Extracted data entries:
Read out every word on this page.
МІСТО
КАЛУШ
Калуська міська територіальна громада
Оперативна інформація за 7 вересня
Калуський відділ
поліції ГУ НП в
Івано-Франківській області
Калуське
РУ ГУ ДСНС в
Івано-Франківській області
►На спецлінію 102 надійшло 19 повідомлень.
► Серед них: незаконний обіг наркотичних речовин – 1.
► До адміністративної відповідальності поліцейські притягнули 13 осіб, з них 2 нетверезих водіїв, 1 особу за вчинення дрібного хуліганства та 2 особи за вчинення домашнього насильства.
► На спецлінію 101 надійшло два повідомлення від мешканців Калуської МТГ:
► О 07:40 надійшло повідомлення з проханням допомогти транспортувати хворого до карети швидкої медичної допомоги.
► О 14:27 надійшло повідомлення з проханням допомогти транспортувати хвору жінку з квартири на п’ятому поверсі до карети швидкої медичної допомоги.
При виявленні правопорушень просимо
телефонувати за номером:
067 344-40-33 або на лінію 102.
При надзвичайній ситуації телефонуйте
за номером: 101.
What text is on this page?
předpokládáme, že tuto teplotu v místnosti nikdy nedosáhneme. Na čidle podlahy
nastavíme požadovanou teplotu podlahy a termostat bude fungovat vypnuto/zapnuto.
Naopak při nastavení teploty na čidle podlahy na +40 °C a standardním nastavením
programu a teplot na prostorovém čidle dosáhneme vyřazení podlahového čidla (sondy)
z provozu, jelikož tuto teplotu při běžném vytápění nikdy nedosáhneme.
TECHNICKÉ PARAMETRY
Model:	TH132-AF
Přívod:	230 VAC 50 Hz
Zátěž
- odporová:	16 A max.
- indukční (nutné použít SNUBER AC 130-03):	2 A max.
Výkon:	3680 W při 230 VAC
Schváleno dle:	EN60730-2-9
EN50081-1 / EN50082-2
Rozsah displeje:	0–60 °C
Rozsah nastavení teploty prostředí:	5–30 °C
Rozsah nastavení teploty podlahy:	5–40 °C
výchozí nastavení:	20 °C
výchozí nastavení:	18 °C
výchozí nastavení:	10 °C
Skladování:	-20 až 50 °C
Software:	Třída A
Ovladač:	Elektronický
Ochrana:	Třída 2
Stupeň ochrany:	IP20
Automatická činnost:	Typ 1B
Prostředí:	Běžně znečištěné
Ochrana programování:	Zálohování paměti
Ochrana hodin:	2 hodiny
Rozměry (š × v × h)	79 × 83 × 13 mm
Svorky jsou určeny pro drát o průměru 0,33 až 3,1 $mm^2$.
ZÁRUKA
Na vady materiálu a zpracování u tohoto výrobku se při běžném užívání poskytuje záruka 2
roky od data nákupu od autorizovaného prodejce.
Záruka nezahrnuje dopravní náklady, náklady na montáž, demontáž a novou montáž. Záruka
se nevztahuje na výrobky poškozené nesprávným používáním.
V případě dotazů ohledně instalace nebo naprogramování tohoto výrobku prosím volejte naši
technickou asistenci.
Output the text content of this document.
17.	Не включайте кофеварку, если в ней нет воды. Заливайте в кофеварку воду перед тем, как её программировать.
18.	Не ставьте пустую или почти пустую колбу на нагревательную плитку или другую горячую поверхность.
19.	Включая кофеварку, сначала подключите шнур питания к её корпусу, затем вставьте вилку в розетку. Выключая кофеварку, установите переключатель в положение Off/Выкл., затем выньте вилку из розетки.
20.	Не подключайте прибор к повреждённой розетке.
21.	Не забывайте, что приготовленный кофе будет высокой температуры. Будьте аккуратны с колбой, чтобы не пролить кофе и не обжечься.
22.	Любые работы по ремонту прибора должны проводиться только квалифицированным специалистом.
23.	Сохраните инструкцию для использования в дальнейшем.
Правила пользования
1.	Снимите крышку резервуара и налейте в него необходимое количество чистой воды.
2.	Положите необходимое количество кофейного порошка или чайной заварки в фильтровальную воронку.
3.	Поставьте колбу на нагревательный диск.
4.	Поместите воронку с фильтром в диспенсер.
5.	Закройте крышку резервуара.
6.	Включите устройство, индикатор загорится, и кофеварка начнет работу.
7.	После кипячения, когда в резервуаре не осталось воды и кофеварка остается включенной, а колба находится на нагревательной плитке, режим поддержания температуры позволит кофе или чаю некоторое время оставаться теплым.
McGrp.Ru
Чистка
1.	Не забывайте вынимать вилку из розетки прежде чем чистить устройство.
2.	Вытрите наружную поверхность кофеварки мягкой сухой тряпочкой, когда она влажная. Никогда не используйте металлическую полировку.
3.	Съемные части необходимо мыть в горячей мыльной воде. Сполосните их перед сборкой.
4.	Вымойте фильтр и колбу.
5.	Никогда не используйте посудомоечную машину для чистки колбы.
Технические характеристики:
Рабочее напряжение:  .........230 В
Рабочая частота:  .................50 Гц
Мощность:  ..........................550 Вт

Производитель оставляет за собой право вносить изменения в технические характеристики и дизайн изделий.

WORK INSTRUCTIONS: Establish how many lines of the material above hold the word "Ochrana". Nothing but the count should be returned.

RESULT BELOW: 3